#### [BRIEF 1]
Can you reproduce the part of the article on the Cork war memorial from "As the Crawford" up to and including "the South Mall."?
#### [BRIEF 2]
In the records, would you transcribe the lines from the line with "Element localization: list" up to and including the line with "annotation: 168.9890 bbox=[145, 159, 203, 169]", leaving the pictures out?

#### [QUOTED TEXT]
%%

Kieran’s Our City, Our Town Article,
Cork Independent, 1 November 2012
“Technical Memories (Part 33) –Crossroad Narratives”
As the Crawford Municipal Technical College voiced their concerns about funding in the mid 1920s, other stories of interest in the Cork Examiner are also perhaps worth highlighting, especially those that give insights into political attitudes at the time. Exploring the Technical Institute in the autumn of 1924 in the newspapers, I was intrigued to find material on the campaign for a World War I memorial on the South Mall.
On Wednesday 6 August 1924, a deputation from the Independent Ex-Servicemen’s Association appeared before Cork Corporation’s Public Work’s Committee meeting for the purpose of obtaining permission to erect on a site, to be selected, a monument to the memory to the men of Cork City who died in the Great War. Mr. J. O’Callaghan, who led the delegation said that he had no need to say many words to commend such a project; “At the beginning of the Great War, Ireland was called upon to play her part and she took a noble and honourable part. Her old ally, France, was in danger- France, where Irishmen always found a refuge. They took their part in the fight for small nationalities”. Continuing he noted that some of the young men who fell in the war were his comrades and playmates. If a monument was erected in Cork, “it would show all the world that Ireland had done her part when called upon, and not shirked”. He suggested as a site for the monument the corner of Wintrop Street as the most central position in the city. The chairman of the committee added that he did not think, there was any need to hear the other members of the deputation or to labour the matter further. The motion was proposed and seconded by the councillors present, and plans and other details were to be submitted for the engineering officials to report on.
The Lord Mayor Seán French, then entered late into the meeting, and argued that the monument project was a very delicate one. He was one of those who thought that the men who died in the Great War would, if they had got their chance, fought in Ireland for Ireland in 1921. He noted that he was not going to take away from any tribute to the dead, but he wanted to see a proper plan. He noted that “the European war was not theirs; alot of their men gave their lives in what they thought was the defence of small nations, and the first test of the sincerity of the ideal was in Ireland. This was not certainly carried out with sufficient justice to the men who fought for that ideal. The memory of England’s justice was the burning of part of the city and the Municipal Buildings”. He added that he would be very slow to make a monument to the memory of the English nation. In conclusion the Lord Mayor said he was not going to have his name associated with anything with anything to “perpetuate the memory of England’s tyranny in Cork”.

%%

#### [EXERCISE MATERIALS]
%%

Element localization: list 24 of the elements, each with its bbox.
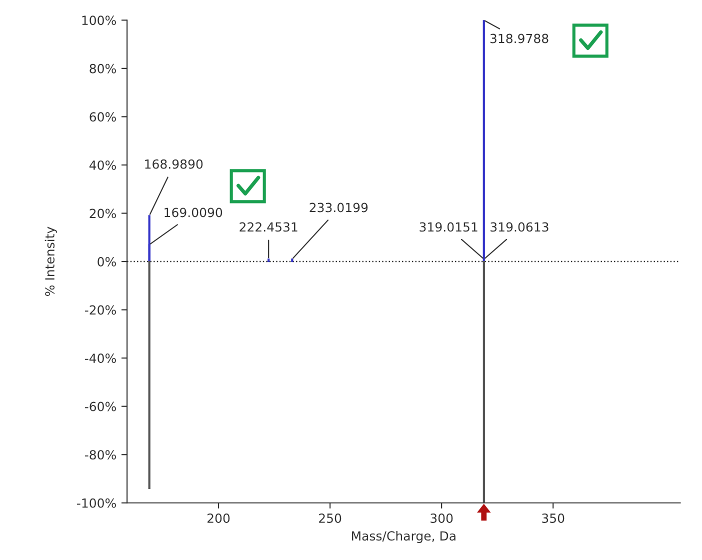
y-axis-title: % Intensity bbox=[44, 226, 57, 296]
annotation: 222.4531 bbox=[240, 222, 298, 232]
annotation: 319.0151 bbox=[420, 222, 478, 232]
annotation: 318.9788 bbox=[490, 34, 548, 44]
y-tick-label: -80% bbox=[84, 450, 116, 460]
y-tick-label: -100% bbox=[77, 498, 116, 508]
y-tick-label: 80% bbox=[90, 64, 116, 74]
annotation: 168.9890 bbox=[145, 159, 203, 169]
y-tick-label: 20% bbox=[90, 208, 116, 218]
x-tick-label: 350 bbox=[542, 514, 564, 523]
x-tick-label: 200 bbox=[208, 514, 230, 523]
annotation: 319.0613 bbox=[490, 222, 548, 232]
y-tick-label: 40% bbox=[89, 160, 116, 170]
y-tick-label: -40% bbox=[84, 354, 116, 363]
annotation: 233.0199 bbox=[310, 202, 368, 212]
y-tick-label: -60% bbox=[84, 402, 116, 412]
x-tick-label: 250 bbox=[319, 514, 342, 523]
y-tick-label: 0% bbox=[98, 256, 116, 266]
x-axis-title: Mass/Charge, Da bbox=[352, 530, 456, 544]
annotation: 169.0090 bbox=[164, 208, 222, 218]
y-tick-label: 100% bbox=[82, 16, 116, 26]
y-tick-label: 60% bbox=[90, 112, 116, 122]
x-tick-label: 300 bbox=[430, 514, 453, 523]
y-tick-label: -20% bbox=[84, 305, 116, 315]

%%
%%

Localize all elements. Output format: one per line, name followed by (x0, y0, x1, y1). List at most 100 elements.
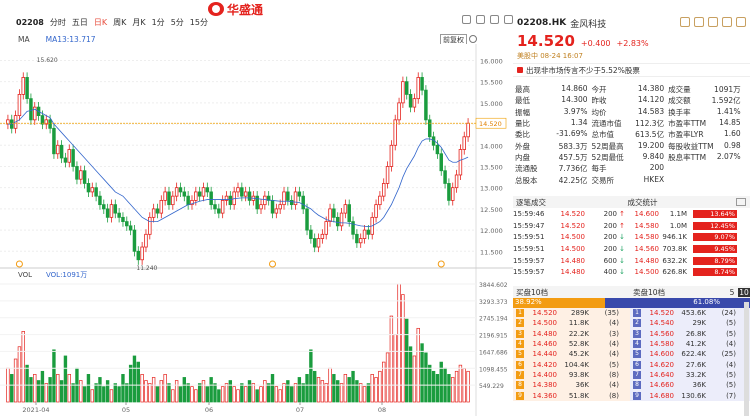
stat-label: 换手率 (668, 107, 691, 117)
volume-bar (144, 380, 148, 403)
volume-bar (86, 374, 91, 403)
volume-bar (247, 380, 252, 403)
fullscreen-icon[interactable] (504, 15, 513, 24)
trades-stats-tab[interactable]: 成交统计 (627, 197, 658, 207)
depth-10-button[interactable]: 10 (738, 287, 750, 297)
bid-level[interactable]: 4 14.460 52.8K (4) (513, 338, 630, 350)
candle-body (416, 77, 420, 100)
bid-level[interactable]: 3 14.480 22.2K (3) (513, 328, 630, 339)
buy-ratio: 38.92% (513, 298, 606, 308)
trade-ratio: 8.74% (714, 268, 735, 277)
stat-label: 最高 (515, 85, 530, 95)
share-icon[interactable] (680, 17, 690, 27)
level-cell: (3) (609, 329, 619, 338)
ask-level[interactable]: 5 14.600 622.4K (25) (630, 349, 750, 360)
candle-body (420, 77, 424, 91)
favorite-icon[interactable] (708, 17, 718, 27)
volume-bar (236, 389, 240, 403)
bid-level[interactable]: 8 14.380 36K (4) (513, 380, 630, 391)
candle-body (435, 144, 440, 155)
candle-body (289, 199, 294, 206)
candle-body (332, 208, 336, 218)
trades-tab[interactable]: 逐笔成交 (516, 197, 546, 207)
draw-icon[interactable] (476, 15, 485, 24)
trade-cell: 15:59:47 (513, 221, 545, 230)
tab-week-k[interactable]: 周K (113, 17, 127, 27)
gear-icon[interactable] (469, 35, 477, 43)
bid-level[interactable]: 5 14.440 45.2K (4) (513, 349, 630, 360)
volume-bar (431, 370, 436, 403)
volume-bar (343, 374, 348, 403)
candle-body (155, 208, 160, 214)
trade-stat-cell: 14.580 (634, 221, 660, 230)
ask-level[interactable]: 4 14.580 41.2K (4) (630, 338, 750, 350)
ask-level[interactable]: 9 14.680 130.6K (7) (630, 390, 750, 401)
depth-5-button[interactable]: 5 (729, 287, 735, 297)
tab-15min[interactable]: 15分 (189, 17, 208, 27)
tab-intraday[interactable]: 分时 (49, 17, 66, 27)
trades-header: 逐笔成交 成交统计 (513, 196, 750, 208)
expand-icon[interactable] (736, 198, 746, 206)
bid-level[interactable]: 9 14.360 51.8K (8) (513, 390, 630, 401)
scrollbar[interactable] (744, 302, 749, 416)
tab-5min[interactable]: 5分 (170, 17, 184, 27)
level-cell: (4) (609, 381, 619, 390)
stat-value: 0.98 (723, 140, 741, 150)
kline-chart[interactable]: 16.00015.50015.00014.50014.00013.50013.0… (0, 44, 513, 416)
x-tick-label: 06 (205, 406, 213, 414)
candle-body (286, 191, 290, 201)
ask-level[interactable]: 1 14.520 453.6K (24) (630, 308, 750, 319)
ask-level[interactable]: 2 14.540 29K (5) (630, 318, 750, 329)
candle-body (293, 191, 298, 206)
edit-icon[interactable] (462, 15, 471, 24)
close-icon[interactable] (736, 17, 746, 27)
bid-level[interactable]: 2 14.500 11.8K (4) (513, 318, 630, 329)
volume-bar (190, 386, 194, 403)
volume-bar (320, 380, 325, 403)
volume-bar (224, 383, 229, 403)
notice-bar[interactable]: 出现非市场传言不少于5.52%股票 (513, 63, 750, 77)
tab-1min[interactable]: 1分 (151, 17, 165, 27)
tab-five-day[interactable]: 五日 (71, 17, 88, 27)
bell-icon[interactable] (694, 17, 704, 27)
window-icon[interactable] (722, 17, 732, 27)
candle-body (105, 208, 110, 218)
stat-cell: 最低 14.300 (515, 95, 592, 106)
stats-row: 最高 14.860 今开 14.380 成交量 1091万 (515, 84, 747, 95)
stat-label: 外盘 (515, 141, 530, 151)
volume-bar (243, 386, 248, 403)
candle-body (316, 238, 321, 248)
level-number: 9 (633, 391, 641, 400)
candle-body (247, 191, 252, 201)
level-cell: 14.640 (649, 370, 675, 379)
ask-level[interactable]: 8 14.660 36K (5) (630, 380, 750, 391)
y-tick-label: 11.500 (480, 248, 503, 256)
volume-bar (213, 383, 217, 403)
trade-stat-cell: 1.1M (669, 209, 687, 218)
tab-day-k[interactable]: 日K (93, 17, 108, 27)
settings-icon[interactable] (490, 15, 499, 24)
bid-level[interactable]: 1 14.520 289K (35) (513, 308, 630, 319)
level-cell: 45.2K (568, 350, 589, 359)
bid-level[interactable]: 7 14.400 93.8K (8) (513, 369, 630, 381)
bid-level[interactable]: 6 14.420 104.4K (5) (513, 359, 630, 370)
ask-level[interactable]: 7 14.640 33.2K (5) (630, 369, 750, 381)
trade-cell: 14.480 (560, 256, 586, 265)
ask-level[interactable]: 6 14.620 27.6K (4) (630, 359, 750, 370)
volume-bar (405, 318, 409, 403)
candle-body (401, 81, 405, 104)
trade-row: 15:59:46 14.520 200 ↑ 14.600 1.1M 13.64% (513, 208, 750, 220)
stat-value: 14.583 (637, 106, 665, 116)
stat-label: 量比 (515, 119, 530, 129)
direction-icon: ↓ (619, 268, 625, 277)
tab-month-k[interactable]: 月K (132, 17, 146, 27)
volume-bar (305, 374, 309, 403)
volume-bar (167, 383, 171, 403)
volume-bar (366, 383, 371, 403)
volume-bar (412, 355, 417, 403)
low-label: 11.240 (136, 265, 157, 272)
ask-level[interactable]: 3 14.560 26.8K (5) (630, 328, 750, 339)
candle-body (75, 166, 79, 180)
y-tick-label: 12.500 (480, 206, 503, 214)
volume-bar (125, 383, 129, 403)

%%
%%

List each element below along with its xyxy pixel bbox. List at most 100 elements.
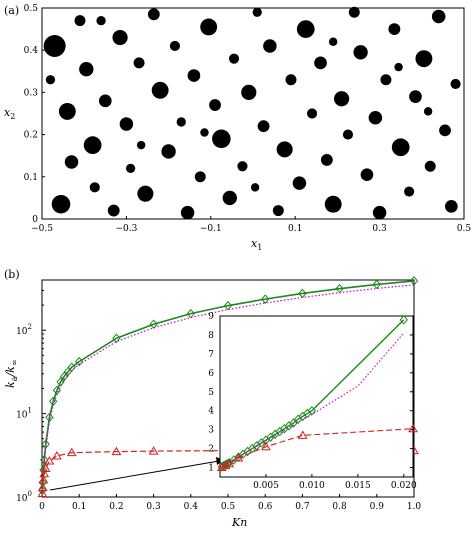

%%

#### [FULL OUTPUT 1]
As the Crawford Municipal Technical College voiced their concerns about funding in the mid 1920s, other stories of interest in the Cork Examiner are also perhaps worth highlighting, especially those that give insights into political attitudes at the time. Exploring the Technical Institute in the autumn of 1924 in the newspapers, I was intrigued to find material on the campaign for a World War I memorial on the South Mall.

#### [FULL OUTPUT 2]
Element localization: list 24 of the elements, each with its bbox.
y-axis-title: % Intensity bbox=[44, 226, 57, 296]
annotation: 222.4531 bbox=[240, 222, 298, 232]
annotation: 319.0151 bbox=[420, 222, 478, 232]
annotation: 318.9788 bbox=[490, 34, 548, 44]
y-tick-label: -80% bbox=[84, 450, 116, 460]
y-tick-label: -100% bbox=[77, 498, 116, 508]
y-tick-label: 80% bbox=[90, 64, 116, 74]
annotation: 168.9890 bbox=[145, 159, 203, 169]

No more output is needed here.